[TASK TO COMPLETE]: Work out the number of lines with the word "Director" in the material below, then reply with that number only.

[GIVEN RECORDS]:
::::

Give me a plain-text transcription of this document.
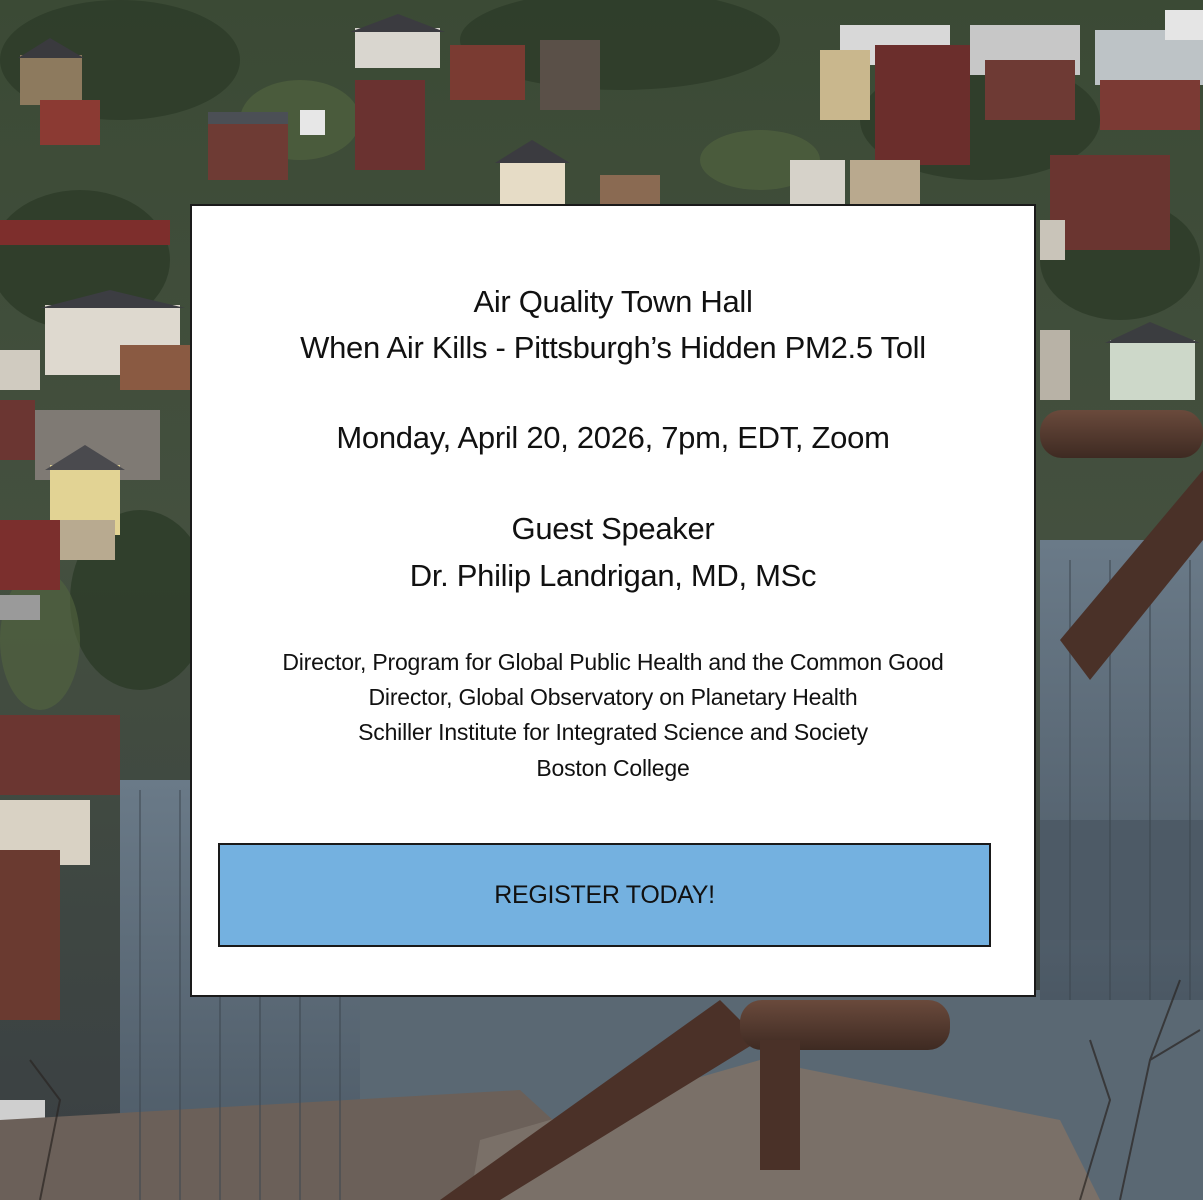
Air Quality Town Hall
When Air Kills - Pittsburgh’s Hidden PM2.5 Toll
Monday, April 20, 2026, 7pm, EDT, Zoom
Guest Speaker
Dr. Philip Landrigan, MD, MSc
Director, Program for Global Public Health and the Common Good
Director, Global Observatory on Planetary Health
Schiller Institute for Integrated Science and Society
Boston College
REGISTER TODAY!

::::

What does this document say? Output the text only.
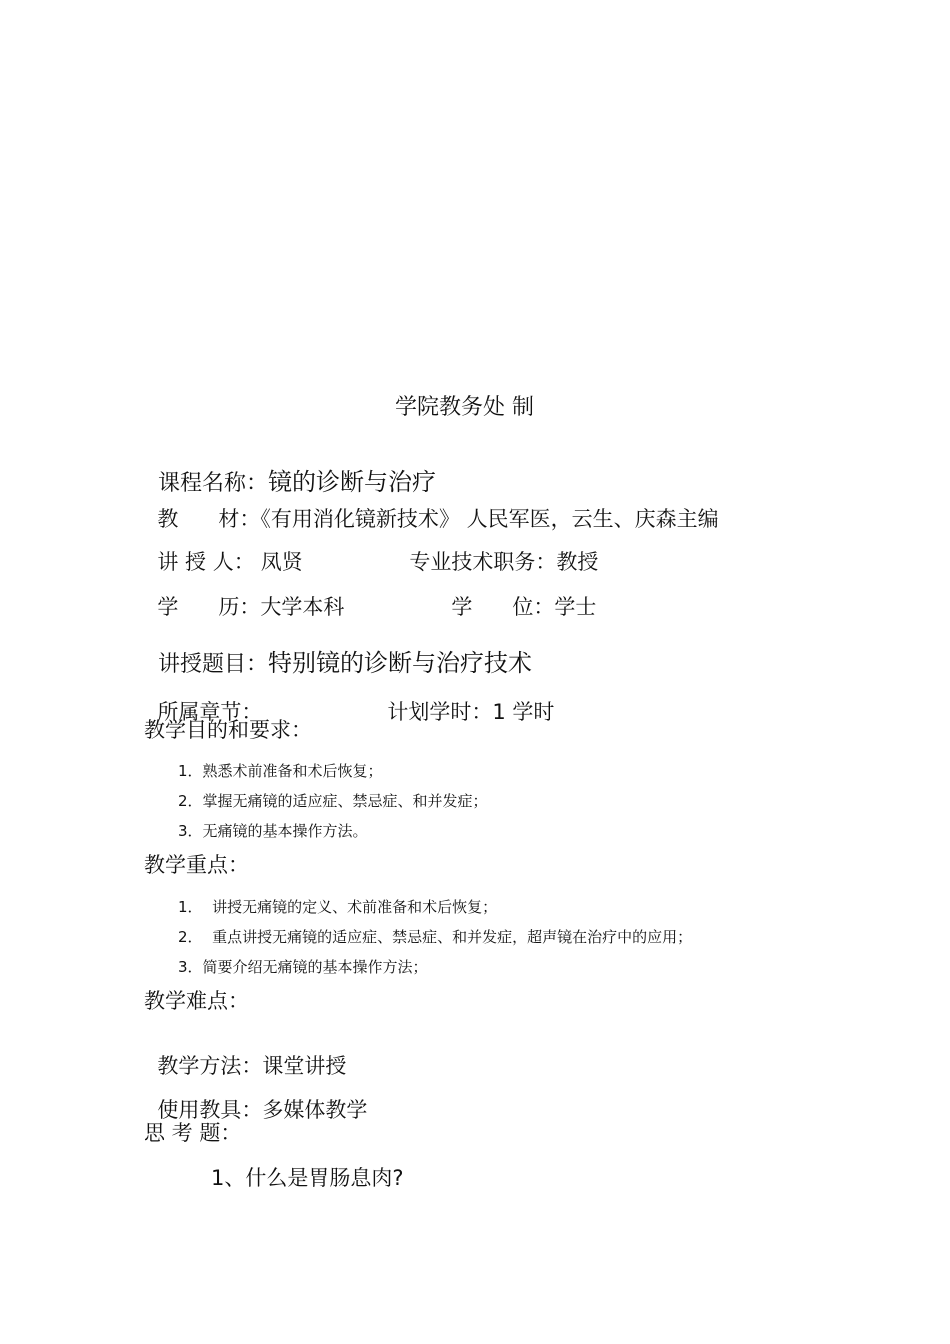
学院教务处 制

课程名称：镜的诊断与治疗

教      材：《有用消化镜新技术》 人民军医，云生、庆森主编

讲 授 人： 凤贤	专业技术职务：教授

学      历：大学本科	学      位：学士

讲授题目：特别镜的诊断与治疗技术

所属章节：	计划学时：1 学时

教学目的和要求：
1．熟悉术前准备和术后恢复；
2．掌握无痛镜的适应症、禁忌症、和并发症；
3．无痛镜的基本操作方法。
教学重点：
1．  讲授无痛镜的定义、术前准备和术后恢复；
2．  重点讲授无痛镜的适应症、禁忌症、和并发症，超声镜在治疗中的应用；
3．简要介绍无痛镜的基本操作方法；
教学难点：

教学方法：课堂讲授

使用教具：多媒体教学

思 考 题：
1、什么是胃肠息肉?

::::

[ANSWER TO THE TASK]: 2